* Begin *

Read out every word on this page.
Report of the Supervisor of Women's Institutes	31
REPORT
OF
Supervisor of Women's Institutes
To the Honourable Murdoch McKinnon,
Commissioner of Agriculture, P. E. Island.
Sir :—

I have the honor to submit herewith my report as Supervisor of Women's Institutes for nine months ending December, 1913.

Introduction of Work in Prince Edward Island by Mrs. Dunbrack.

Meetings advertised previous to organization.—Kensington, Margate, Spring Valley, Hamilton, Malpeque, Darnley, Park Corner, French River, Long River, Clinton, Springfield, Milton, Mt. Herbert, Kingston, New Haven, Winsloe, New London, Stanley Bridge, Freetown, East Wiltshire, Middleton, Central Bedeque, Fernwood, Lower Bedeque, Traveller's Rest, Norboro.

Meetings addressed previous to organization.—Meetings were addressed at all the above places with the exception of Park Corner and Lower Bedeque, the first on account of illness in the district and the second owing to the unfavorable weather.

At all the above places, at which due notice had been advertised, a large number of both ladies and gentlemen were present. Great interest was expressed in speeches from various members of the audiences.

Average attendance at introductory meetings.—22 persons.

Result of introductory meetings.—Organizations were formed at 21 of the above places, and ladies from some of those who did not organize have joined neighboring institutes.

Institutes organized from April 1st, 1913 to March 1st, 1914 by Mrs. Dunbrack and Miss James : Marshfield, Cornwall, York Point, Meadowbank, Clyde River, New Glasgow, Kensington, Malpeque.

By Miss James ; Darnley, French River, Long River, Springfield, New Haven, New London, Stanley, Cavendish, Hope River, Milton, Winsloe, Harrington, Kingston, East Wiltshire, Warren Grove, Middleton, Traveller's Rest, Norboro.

* End *

■ Set exercise: Find every line in the records that contains the word "Island"; copy those lines.

■ Reply to the task:
Commissioner of Agriculture, P. E. Island.
Introduction of Work in Prince Edward Island by Mrs. Dunbrack.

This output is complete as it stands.